◆ Stated goal: Each line of the material below should be reproduced exactly.

◆ Recorded information:
--

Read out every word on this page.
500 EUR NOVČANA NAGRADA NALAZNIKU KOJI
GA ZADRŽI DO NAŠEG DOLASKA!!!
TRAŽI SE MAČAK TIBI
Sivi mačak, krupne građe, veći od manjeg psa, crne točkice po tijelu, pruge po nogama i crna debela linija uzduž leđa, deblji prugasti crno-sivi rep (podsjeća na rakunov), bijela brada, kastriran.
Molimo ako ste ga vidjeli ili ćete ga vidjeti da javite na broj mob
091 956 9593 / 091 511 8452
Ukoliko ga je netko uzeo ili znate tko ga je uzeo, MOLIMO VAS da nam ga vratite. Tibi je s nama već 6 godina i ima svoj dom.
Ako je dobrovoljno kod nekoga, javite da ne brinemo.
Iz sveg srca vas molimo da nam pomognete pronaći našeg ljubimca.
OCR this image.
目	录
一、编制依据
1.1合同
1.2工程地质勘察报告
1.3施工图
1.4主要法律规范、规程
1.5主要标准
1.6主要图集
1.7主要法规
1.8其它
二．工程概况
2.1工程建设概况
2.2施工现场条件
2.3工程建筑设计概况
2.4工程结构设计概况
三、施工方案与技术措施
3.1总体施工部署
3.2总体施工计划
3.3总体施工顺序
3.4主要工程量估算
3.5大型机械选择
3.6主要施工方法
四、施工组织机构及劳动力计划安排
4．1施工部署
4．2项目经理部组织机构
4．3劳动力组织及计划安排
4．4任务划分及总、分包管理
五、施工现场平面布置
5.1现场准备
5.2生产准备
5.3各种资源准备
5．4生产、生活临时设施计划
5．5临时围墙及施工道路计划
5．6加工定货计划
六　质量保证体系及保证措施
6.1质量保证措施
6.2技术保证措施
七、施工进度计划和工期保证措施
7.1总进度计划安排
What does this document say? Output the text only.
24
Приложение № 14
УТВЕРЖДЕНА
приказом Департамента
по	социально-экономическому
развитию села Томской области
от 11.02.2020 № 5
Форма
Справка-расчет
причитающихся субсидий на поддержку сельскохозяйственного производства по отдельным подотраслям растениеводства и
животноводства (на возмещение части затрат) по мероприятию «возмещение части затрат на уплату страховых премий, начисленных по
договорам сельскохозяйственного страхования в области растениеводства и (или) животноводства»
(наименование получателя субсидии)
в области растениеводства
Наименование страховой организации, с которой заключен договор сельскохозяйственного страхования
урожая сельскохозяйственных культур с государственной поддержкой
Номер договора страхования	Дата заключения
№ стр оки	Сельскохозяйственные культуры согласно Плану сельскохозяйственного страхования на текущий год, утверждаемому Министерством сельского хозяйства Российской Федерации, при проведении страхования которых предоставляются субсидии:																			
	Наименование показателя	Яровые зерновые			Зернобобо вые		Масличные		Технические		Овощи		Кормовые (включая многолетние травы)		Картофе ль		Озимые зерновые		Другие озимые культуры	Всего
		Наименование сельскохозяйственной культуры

--

◆ Solution to the exercise:
Read out every word on this page.
500 EUR NOVČANA NAGRADA NALAZNIKU KOJI
GA ZADRŽI DO NAŠEG DOLASKA!!!
TRAŽI SE MAČAK TIBI
Sivi mačak, krupne građe, veći od manjeg psa, crne točkice po tijelu, pruge po nogama i crna debela linija uzduž leđa, deblji prugasti crno-sivi rep (podsjeća na rakunov), bijela brada, kastriran.
Molimo ako ste ga vidjeli ili ćete ga vidjeti da javite na broj mob
091 956 9593 / 091 511 8452
Ukoliko ga je netko uzeo ili znate tko ga je uzeo, MOLIMO VAS da nam ga vratite. Tibi je s nama već 6 godina i ima svoj dom.
Ako je dobrovoljno kod nekoga, javite da ne brinemo.
Iz sveg srca vas molimo da nam pomognete pronaći našeg ljubimca.
OCR this image.
目	录
一、编制依据
1.1合同
1.2工程地质勘察报告
1.3施工图
1.4主要法律规范、规程
1.5主要标准
1.6主要图集
1.7主要法规
1.8其它
二．工程概况
2.1工程建设概况
2.2施工现场条件
2.3工程建筑设计概况
2.4工程结构设计概况
三、施工方案与技术措施
3.1总体施工部署
3.2总体施工计划
3.3总体施工顺序
3.4主要工程量估算
3.5大型机械选择
3.6主要施工方法
四、施工组织机构及劳动力计划安排
4．1施工部署
4．2项目经理部组织机构
4．3劳动力组织及计划安排
4．4任务划分及总、分包管理
五、施工现场平面布置
5.1现场准备
5.2生产准备
5.3各种资源准备
5．4生产、生活临时设施计划
5．5临时围墙及施工道路计划
5．6加工定货计划
六　质量保证体系及保证措施
6.1质量保证措施
6.2技术保证措施
七、施工进度计划和工期保证措施
7.1总进度计划安排
What does this document say? Output the text only.
24
Приложение № 14
УТВЕРЖДЕНА
приказом Департамента
по	социально-экономическому
развитию села Томской области
от 11.02.2020 № 5
Форма
Справка-расчет
причитающихся субсидий на поддержку сельскохозяйственного производства по отдельным подотраслям растениеводства и
животноводства (на возмещение части затрат) по мероприятию «возмещение части затрат на уплату страховых премий, начисленных по
договорам сельскохозяйственного страхования в области растениеводства и (или) животноводства»
(наименование получателя субсидии)
в области растениеводства
Наименование страховой организации, с которой заключен договор сельскохозяйственного страхования
урожая сельскохозяйственных культур с государственной поддержкой
Номер договора страхования	Дата заключения
№ стр оки	Сельскохозяйственные культуры согласно Плану сельскохозяйственного страхования на текущий год, утверждаемому Министерством сельского хозяйства Российской Федерации, при проведении страхования которых предоставляются субсидии:																			
	Наименование показателя	Яровые зерновые			Зернобобо вые		Масличные		Технические		Овощи		Кормовые (включая многолетние травы)		Картофе ль		Озимые зерновые		Другие озимые культуры	Всего
		Наименование сельскохозяйственной культуры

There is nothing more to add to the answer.